Your objective: Copy out every line in which the string "travail" occurs.

Record extracts:
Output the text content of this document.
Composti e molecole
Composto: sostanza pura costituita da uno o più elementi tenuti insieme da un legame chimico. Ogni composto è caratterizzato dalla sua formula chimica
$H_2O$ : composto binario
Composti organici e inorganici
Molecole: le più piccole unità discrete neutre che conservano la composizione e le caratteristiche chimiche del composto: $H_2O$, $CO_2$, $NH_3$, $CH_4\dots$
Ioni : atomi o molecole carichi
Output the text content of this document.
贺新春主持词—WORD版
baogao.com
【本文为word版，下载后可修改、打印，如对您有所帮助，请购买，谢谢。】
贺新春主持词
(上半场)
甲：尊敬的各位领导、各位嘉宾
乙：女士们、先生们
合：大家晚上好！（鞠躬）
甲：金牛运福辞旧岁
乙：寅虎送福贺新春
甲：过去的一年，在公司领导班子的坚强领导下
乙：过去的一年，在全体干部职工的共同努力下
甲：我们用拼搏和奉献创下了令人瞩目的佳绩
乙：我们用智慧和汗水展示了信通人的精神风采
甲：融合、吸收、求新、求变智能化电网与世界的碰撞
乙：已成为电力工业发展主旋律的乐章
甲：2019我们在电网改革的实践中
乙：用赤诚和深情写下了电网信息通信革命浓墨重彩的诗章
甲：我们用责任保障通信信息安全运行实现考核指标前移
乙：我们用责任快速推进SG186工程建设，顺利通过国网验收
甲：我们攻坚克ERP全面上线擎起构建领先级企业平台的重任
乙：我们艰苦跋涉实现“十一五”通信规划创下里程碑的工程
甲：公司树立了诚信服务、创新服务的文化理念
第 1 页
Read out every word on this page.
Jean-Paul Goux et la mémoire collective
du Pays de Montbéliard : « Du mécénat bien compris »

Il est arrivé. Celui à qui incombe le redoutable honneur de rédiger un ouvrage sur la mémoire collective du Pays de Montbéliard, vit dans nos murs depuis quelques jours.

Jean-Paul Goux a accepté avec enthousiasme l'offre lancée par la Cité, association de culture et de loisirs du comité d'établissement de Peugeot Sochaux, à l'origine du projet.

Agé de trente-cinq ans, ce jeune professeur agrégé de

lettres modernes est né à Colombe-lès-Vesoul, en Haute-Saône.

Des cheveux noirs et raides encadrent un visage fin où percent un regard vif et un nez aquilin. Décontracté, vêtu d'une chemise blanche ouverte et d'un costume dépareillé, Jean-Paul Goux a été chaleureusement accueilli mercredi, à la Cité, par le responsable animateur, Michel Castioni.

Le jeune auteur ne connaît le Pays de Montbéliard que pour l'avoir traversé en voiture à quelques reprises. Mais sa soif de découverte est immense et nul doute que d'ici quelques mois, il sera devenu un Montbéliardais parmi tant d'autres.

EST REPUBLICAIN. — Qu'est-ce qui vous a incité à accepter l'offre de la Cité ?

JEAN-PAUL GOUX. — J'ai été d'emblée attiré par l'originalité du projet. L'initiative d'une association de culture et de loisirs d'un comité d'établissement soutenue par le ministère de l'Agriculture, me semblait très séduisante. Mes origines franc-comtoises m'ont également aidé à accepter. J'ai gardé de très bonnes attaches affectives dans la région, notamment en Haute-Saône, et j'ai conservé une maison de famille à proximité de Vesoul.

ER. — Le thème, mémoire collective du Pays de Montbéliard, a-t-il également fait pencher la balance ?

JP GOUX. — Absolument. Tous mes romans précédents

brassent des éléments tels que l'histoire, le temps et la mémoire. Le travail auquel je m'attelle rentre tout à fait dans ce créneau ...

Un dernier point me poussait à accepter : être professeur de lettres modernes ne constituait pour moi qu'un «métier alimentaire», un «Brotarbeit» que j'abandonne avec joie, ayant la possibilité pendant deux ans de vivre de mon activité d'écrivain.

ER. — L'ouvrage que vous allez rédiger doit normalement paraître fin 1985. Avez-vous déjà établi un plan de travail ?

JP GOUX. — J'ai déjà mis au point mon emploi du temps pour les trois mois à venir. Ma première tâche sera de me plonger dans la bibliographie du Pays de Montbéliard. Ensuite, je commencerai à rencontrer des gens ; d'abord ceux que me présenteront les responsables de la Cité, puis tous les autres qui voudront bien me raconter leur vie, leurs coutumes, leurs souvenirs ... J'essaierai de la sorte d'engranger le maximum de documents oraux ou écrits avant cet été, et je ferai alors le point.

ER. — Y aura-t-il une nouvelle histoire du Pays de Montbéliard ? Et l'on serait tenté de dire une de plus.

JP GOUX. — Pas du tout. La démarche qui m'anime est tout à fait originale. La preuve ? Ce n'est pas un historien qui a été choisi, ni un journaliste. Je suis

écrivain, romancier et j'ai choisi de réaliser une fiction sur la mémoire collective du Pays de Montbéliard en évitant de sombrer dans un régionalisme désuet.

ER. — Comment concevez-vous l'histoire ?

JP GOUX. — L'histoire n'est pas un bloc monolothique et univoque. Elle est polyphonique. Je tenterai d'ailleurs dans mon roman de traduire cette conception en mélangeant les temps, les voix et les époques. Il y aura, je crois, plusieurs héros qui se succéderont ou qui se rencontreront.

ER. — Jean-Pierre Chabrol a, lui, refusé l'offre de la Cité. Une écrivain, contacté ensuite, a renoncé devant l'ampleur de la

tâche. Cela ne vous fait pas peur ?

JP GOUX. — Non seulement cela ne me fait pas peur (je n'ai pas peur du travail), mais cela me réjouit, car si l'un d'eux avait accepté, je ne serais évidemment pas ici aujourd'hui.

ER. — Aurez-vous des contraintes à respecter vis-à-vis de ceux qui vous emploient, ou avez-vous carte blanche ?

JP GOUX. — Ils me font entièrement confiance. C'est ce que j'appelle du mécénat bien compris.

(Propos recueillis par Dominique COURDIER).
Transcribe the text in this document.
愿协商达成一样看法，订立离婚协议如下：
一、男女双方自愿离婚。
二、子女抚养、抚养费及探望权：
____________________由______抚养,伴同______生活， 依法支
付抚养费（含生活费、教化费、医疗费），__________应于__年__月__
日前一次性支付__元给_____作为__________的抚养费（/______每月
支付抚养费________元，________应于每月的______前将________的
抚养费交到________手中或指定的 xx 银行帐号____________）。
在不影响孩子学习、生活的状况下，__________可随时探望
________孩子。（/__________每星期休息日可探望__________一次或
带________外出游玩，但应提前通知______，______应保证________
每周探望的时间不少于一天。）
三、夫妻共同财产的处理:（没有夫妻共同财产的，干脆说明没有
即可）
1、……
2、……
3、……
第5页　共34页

Full solution:
brassent des éléments tels que l'histoire, le temps et la mémoire. Le travail auquel je m'attelle rentre tout à fait dans ce créneau ...
ER. — L'ouvrage que vous allez rédiger doit normalement paraître fin 1985. Avez-vous déjà établi un plan de travail ?
JP GOUX. — Non seulement cela ne me fait pas peur (je n'ai pas peur du travail), mais cela me réjouit, car si l'un d'eux avait accepté, je ne serais évidemment pas ici aujourd'hui.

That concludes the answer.